JOB
Draw out every line with the word "tener" from the listing below.

Collected data
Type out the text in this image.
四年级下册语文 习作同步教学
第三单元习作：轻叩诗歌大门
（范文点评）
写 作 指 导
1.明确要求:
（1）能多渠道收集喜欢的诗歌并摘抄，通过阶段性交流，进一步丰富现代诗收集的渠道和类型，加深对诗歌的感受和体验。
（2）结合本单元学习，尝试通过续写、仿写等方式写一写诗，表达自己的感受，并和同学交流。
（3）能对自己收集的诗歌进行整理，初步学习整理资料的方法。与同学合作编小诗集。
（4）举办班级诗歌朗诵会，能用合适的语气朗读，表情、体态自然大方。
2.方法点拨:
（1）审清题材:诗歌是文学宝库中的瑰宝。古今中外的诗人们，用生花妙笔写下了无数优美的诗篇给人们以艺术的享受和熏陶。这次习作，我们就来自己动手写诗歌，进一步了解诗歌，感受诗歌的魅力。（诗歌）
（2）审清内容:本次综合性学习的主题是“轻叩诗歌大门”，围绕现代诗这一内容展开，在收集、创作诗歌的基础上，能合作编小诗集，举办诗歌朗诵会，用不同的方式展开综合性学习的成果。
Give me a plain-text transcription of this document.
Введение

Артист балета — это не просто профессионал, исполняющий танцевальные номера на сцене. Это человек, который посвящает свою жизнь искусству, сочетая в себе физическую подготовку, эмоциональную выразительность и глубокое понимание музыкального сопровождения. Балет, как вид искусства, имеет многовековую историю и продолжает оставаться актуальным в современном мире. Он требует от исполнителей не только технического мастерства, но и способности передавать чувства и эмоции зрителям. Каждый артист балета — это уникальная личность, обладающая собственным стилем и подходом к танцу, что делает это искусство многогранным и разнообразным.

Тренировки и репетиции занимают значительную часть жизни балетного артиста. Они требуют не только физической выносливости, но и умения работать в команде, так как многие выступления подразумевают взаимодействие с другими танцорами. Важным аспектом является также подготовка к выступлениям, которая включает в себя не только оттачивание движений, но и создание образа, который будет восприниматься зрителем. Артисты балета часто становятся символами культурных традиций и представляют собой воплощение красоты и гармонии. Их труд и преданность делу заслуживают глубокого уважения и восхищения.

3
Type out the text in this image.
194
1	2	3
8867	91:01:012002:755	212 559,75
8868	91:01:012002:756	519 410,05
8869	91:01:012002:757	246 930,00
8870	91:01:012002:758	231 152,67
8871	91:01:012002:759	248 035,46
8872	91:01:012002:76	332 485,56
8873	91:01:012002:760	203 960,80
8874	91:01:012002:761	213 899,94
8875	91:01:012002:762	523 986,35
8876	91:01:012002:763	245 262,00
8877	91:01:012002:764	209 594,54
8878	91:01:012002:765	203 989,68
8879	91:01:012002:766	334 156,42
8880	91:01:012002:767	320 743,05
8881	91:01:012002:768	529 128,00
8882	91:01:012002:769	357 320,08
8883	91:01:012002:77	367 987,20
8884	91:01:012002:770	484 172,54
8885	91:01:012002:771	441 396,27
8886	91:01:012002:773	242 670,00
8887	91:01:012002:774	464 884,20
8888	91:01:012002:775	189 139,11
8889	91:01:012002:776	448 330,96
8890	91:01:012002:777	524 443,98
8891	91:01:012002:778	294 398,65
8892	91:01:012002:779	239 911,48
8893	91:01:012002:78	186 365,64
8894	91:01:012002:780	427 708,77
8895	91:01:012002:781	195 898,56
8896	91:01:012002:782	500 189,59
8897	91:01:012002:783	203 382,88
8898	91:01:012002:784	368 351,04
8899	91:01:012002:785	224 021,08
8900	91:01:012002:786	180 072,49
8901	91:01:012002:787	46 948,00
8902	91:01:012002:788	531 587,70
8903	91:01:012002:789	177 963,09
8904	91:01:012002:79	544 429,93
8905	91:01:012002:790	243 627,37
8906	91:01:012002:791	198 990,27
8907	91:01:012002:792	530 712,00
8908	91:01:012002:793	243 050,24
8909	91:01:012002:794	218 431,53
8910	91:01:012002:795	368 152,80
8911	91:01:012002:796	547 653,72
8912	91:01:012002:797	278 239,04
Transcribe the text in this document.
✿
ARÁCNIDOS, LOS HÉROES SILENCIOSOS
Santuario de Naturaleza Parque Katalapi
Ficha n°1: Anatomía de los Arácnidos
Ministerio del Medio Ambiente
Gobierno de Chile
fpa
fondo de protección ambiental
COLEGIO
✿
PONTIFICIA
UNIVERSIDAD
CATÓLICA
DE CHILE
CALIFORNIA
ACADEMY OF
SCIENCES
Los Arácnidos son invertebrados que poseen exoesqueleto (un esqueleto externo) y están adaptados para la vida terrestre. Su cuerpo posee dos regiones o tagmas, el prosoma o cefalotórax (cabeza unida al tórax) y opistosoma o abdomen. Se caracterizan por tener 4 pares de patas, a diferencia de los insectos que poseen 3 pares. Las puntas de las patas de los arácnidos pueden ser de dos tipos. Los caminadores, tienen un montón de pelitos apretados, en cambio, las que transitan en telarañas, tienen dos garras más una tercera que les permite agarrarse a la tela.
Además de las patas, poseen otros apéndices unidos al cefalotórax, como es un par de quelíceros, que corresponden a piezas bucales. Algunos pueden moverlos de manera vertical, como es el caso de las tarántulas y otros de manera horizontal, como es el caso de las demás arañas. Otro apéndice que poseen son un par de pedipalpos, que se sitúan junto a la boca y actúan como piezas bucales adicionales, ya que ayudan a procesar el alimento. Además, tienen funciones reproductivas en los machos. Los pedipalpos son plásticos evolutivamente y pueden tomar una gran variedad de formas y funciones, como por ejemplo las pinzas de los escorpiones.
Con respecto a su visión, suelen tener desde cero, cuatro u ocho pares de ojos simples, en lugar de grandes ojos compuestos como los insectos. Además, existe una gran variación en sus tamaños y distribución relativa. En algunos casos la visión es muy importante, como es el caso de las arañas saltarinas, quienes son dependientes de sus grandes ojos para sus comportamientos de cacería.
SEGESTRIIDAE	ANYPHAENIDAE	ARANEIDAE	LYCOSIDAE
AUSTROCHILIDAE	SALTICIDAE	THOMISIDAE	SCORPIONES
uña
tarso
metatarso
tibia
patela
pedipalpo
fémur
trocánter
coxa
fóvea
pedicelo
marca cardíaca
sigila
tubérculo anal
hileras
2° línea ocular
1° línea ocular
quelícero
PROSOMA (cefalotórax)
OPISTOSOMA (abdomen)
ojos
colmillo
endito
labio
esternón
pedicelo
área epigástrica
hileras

TASK SOLUTION
Los Arácnidos son invertebrados que poseen exoesqueleto (un esqueleto externo) y están adaptados para la vida terrestre. Su cuerpo posee dos regiones o tagmas, el prosoma o cefalotórax (cabeza unida al tórax) y opistosoma o abdomen. Se caracterizan por tener 4 pares de patas, a diferencia de los insectos que poseen 3 pares. Las puntas de las patas de los arácnidos pueden ser de dos tipos. Los caminadores, tienen un montón de pelitos apretados, en cambio, las que transitan en telarañas, tienen dos garras más una tercera que les permite agarrarse a la tela.
Con respecto a su visión, suelen tener desde cero, cuatro u ocho pares de ojos simples, en lugar de grandes ojos compuestos como los insectos. Además, existe una gran variación en sus tamaños y distribución relativa. En algunos casos la visión es muy importante, como es el caso de las arañas saltarinas, quienes son dependientes de sus grandes ojos para sus comportamientos de cacería.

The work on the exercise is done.